Reproduce every entry exactly, without alteration.
--- BEGIN DATASET ROWS ---
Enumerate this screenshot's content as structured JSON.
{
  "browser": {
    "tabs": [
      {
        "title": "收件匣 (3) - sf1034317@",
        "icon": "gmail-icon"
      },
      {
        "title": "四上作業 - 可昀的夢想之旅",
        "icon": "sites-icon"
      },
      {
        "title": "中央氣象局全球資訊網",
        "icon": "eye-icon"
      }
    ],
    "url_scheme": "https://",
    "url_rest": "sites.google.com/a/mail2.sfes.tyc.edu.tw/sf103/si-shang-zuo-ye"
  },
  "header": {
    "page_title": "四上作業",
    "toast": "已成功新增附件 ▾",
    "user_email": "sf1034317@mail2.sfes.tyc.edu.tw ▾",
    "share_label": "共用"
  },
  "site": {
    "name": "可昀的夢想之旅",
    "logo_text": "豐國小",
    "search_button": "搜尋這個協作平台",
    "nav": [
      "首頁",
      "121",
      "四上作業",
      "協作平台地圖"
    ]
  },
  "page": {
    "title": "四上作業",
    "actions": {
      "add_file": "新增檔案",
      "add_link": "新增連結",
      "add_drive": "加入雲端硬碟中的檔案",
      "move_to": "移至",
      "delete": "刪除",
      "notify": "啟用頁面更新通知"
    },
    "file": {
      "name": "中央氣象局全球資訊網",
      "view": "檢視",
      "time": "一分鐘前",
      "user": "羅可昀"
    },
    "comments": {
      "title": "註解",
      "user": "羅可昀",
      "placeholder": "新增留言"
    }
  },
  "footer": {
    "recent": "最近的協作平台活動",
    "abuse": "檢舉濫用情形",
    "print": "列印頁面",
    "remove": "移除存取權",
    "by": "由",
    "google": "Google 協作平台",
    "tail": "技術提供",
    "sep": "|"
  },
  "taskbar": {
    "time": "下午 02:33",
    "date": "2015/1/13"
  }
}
--- END DATASET ROWS ---
> [ANSWER TO THE EXERCISE]
Enumerate this screenshot's content as structured JSON.
{
  "browser": {
    "tabs": [
      {
        "title": "收件匣 (3) - sf1034317@",
        "icon": "gmail-icon"
      },
      {
        "title": "四上作業 - 可昀的夢想之旅",
        "icon": "sites-icon"
      },
      {
        "title": "中央氣象局全球資訊網",
        "icon": "eye-icon"
      }
    ],
    "url_scheme": "https://",
    "url_rest": "sites.google.com/a/mail2.sfes.tyc.edu.tw/sf103/si-shang-zuo-ye"
  },
  "header": {
    "page_title": "四上作業",
    "toast": "已成功新增附件 ▾",
    "user_email": "sf1034317@mail2.sfes.tyc.edu.tw ▾",
    "share_label": "共用"
  },
  "site": {
    "name": "可昀的夢想之旅",
    "logo_text": "豐國小",
    "search_button": "搜尋這個協作平台",
    "nav": [
      "首頁",
      "121",
      "四上作業",
      "協作平台地圖"
    ]
  },
  "page": {
    "title": "四上作業",
    "actions": {
      "add_file": "新增檔案",
      "add_link": "新增連結",
      "add_drive": "加入雲端硬碟中的檔案",
      "move_to": "移至",
      "delete": "刪除",
      "notify": "啟用頁面更新通知"
    },
    "file": {
      "name": "中央氣象局全球資訊網",
      "view": "檢視",
      "time": "一分鐘前",
      "user": "羅可昀"
    },
    "comments": {
      "title": "註解",
      "user": "羅可昀",
      "placeholder": "新增留言"
    }
  },
  "footer": {
    "recent": "最近的協作平台活動",
    "abuse": "檢舉濫用情形",
    "print": "列印頁面",
    "remove": "移除存取權",
    "by": "由",
    "google": "Google 協作平台",
    "tail": "技術提供",
    "sep": "|"
  },
  "taskbar": {
    "time": "下午 02:33",
    "date": "2015/1/13"
  }
}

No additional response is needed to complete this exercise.